▶ Selected text
- - - - -

Trenbolone undecanoate

Clinical data
- Other names: Trenbolone undecylate; Estra-4,9,11-trien-17β-ol-3-one 17β-undecylate
- Routes of administration: Intramuscular injection
- Drug class: Androgen; Anabolic steroid; Androgen ester; Progestogen

Legal status
- Legal status: UK: Class C; US: Schedule III;

Identifiers
- IUPAC name [(8R,9S,10R,13S,14S,17S)-10,13-dimethyl-3-oxo-1,2,6,7,8,9,11,12,14,15,16,17-dodecahydrocyclopenta[a]phenanthren-17-yl] undecanoate;
- CAS Number: 39035-36-4;
- PubChem CID: 101803133;
- CompTox Dashboard (EPA): DTXSID601337349 ;

Chemical and physical data
- Formula: C_{29}H_{41}O_{3}
- Molar mass: 437.644 g·mol^{−1}
- 3D model (JSmol): Interactive image;
- SMILES O(C(CCCCCCCCCC)=O)[C@]1CC[C@]([H])2[C@@]([H])3CCC4=CC(CCC4=C3C=C[C@@]21C)=O;
- InChI InChI=1S/C29H41O3/c1-3-4-5-6-7-8-9-10-11-28(31)32-27-17-16-26-25-14-12-21-20-22(30)13-15-23(21)24(25)18-19-29(26,27)2/h18-20,25-26H,3-17H2,1-2H3/t25-,26+,29+/m1/s1; Key:DTHSGQSBBRPTMW-ALTZYDRJSA-N;

= Trenbolone undecanoate =

Chemical compound

Trenbolone undecanoate, or trenbolone undecylate, is a synthetic injected anabolic–androgenic steroid (AAS) that is a derivative of nandrolone (19-nortestosterone) which was never marketed. It is the C17β undecanoate (undecylate) ester and a long-acting prodrug of trenbolone. The drug was described by researchers at Roussel Uclaf in 1967 and was the first long-lasting ester of trenbolone to be developed. Subsequently, trenbolone hexahydrobenzylcarbonate, a roughly equivalent compound, was developed and approved in Europe for human medical use in 1980, though it was discontinued in 1997. Trenbolone enanthate is another long-lasting ester of trenbolone. Similarly to trenbolone undecanoate, it was never approved for human use, but is sold on the black market for use by bodybuilders and athletes.

- - - - -

▶ Given data
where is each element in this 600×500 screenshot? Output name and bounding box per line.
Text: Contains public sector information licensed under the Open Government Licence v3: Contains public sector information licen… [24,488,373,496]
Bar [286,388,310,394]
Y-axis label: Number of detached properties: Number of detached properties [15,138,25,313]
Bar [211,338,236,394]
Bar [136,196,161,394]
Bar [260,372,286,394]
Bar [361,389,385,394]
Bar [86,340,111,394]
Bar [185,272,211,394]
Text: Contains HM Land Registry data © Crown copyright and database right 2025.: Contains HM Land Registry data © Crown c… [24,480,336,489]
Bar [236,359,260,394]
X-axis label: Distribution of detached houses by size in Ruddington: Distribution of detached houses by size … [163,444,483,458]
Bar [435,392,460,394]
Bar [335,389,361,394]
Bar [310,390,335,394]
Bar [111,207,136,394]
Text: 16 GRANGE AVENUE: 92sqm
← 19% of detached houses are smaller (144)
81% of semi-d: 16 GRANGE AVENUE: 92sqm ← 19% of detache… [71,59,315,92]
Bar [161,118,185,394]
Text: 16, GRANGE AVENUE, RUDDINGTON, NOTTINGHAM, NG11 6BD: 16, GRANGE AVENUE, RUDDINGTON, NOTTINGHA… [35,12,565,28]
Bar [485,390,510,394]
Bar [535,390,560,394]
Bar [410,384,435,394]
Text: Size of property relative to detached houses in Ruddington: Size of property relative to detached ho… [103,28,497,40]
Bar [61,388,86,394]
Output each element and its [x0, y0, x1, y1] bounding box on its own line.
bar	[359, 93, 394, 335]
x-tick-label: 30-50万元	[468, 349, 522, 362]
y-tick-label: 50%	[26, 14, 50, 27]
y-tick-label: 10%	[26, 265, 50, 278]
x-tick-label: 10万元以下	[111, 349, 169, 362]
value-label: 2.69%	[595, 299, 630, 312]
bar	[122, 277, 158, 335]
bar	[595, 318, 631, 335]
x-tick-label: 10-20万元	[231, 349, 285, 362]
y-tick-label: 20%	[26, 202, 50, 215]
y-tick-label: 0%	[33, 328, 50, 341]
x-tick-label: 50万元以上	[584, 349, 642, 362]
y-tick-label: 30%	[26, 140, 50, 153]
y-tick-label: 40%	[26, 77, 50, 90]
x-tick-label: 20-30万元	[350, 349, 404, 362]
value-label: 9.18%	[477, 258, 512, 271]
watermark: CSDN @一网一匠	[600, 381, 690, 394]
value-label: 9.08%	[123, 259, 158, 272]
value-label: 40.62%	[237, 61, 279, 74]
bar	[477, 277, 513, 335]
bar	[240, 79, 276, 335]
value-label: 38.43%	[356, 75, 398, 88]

- - - - -

▶ What you have to do
Please give the year in which, according to the trenbolone undecanoate text, researchers at Roussel Uclaf described the drug.

▶ Problem solution
1967